## WHAT YOU NEED TO DO
Please write out the rows character for character, from the very first one up to and including the line that contains "slider-tick-label[interactable]: 50K bbox=[1219, 547, 1249, 567]", and nothing beyond it.

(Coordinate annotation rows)
>>>>

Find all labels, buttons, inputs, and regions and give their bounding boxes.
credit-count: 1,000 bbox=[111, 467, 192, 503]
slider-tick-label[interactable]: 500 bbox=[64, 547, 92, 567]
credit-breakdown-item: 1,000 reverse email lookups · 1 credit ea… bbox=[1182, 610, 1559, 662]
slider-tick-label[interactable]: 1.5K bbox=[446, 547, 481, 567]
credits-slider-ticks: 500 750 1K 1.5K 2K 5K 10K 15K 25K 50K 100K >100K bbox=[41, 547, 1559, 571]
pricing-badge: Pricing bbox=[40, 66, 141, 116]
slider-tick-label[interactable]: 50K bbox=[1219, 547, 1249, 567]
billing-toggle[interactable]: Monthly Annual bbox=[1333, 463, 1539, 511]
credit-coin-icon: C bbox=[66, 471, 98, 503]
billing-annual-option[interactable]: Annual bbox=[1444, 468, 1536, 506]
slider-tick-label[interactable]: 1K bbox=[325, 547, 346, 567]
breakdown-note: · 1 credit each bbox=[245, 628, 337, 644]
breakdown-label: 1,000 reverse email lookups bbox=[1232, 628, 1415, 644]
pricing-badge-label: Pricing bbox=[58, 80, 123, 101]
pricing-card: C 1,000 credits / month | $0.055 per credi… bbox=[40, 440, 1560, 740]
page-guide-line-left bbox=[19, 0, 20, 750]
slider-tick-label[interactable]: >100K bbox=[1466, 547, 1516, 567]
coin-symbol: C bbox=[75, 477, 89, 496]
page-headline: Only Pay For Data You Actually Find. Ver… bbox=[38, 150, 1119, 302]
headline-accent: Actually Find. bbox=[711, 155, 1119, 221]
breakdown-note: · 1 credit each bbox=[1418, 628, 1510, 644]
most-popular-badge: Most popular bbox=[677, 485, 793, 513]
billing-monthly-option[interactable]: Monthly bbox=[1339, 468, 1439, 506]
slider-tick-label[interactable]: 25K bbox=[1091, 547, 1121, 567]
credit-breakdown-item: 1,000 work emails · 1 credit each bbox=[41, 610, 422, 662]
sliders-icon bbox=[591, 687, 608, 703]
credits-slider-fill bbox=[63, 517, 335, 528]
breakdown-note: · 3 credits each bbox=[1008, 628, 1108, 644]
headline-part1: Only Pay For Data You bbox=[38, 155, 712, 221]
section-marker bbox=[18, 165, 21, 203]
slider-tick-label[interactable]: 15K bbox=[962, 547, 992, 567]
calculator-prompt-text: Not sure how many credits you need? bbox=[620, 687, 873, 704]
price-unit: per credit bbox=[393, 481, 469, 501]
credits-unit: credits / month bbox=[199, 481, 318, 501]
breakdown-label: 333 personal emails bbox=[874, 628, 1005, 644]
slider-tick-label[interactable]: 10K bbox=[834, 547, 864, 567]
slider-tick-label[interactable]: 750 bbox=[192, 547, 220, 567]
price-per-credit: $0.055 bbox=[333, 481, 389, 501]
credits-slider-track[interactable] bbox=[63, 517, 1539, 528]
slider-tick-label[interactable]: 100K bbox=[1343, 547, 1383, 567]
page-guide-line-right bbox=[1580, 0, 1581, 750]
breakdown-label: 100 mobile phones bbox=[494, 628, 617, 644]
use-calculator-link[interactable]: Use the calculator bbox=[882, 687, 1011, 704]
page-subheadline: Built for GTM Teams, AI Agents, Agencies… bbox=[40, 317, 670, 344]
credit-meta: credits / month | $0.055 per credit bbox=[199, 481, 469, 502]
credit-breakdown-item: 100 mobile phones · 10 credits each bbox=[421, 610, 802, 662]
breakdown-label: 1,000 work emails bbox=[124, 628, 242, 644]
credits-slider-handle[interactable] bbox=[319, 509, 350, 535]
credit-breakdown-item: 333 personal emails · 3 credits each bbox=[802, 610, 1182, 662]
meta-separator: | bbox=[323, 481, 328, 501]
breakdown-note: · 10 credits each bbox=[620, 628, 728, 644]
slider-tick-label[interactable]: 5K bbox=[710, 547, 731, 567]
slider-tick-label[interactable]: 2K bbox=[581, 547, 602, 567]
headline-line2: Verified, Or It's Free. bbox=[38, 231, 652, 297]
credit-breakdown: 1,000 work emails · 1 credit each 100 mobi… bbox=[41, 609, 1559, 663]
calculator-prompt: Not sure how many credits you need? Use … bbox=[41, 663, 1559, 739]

<<<<

## WRITTEN SOLUTION
Find all labels, buttons, inputs, and regions and give their bounding boxes.
credit-count: 1,000 bbox=[111, 467, 192, 503]
slider-tick-label[interactable]: 500 bbox=[64, 547, 92, 567]
credit-breakdown-item: 1,000 reverse email lookups · 1 credit ea… bbox=[1182, 610, 1559, 662]
slider-tick-label[interactable]: 1.5K bbox=[446, 547, 481, 567]
credits-slider-ticks: 500 750 1K 1.5K 2K 5K 10K 15K 25K 50K 100K >100K bbox=[41, 547, 1559, 571]
pricing-badge: Pricing bbox=[40, 66, 141, 116]
slider-tick-label[interactable]: 50K bbox=[1219, 547, 1249, 567]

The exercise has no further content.